Output each of the following lines again, unchanged.

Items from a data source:
[Begin]

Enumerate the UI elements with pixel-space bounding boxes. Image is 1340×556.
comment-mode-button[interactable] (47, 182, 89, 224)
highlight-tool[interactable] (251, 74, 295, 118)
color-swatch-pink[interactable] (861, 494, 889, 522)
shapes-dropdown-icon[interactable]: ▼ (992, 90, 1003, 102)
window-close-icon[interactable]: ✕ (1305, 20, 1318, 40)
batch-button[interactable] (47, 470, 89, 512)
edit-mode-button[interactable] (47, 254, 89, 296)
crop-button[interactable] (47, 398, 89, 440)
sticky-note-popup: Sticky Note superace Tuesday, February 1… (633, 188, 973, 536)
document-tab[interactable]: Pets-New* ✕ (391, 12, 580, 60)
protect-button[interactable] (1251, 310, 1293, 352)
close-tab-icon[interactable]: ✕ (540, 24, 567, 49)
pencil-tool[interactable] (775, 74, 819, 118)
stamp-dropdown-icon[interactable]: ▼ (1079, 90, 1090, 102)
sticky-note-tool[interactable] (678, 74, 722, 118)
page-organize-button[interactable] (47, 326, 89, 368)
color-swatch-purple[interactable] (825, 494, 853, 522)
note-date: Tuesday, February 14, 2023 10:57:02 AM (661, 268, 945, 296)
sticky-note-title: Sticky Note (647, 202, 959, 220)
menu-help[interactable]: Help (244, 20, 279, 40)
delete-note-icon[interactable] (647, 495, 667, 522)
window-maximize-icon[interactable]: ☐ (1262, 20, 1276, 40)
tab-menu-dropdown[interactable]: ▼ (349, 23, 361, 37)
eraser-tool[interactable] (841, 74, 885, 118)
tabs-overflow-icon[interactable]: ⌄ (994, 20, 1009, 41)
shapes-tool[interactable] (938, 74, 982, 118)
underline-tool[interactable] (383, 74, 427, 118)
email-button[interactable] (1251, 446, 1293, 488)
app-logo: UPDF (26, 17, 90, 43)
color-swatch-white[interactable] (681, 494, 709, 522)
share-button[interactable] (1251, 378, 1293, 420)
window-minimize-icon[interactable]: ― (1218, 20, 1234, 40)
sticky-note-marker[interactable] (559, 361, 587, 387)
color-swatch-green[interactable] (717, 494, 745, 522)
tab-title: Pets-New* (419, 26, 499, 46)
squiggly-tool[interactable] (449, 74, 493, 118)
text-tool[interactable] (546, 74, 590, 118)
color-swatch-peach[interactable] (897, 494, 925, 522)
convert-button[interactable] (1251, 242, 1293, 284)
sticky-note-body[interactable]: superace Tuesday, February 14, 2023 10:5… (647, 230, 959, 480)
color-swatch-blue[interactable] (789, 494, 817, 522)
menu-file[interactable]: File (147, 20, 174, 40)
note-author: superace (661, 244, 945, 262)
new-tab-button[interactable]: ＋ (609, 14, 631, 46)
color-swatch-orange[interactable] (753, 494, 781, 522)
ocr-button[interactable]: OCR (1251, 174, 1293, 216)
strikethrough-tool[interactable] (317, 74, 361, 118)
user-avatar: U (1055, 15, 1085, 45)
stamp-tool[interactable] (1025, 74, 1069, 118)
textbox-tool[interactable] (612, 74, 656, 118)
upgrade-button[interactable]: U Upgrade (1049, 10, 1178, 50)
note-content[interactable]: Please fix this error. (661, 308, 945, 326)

[End]

-- Answer to this problem --
Enumerate the UI elements with pixel-space bounding boxes. Image is 1340×556.
comment-mode-button[interactable] (47, 182, 89, 224)
highlight-tool[interactable] (251, 74, 295, 118)
color-swatch-pink[interactable] (861, 494, 889, 522)
shapes-dropdown-icon[interactable]: ▼ (992, 90, 1003, 102)
window-close-icon[interactable]: ✕ (1305, 20, 1318, 40)
batch-button[interactable] (47, 470, 89, 512)
edit-mode-button[interactable] (47, 254, 89, 296)
crop-button[interactable] (47, 398, 89, 440)
sticky-note-popup: Sticky Note superace Tuesday, February 1… (633, 188, 973, 536)
document-tab[interactable]: Pets-New* ✕ (391, 12, 580, 60)
protect-button[interactable] (1251, 310, 1293, 352)
close-tab-icon[interactable]: ✕ (540, 24, 567, 49)
pencil-tool[interactable] (775, 74, 819, 118)
stamp-dropdown-icon[interactable]: ▼ (1079, 90, 1090, 102)
sticky-note-tool[interactable] (678, 74, 722, 118)
page-organize-button[interactable] (47, 326, 89, 368)
color-swatch-purple[interactable] (825, 494, 853, 522)
note-date: Tuesday, February 14, 2023 10:57:02 AM (661, 268, 945, 296)
sticky-note-title: Sticky Note (647, 202, 959, 220)
menu-help[interactable]: Help (244, 20, 279, 40)
delete-note-icon[interactable] (647, 495, 667, 522)
window-maximize-icon[interactable]: ☐ (1262, 20, 1276, 40)
tab-menu-dropdown[interactable]: ▼ (349, 23, 361, 37)
eraser-tool[interactable] (841, 74, 885, 118)
tabs-overflow-icon[interactable]: ⌄ (994, 20, 1009, 41)
shapes-tool[interactable] (938, 74, 982, 118)
underline-tool[interactable] (383, 74, 427, 118)
email-button[interactable] (1251, 446, 1293, 488)
app-logo: UPDF (26, 17, 90, 43)
color-swatch-white[interactable] (681, 494, 709, 522)
share-button[interactable] (1251, 378, 1293, 420)
window-minimize-icon[interactable]: ― (1218, 20, 1234, 40)
sticky-note-marker[interactable] (559, 361, 587, 387)
color-swatch-green[interactable] (717, 494, 745, 522)
tab-title: Pets-New* (419, 26, 499, 46)
squiggly-tool[interactable] (449, 74, 493, 118)
text-tool[interactable] (546, 74, 590, 118)
color-swatch-peach[interactable] (897, 494, 925, 522)
convert-button[interactable] (1251, 242, 1293, 284)
sticky-note-body[interactable]: superace Tuesday, February 14, 2023 10:5… (647, 230, 959, 480)
color-swatch-blue[interactable] (789, 494, 817, 522)
menu-file[interactable]: File (147, 20, 174, 40)
note-author: superace (661, 244, 945, 262)
new-tab-button[interactable]: ＋ (609, 14, 631, 46)
color-swatch-orange[interactable] (753, 494, 781, 522)
ocr-button[interactable]: OCR (1251, 174, 1293, 216)
strikethrough-tool[interactable] (317, 74, 361, 118)
user-avatar: U (1055, 15, 1085, 45)
stamp-tool[interactable] (1025, 74, 1069, 118)
textbox-tool[interactable] (612, 74, 656, 118)
upgrade-button[interactable]: U Upgrade (1049, 10, 1178, 50)
note-content[interactable]: Please fix this error. (661, 308, 945, 326)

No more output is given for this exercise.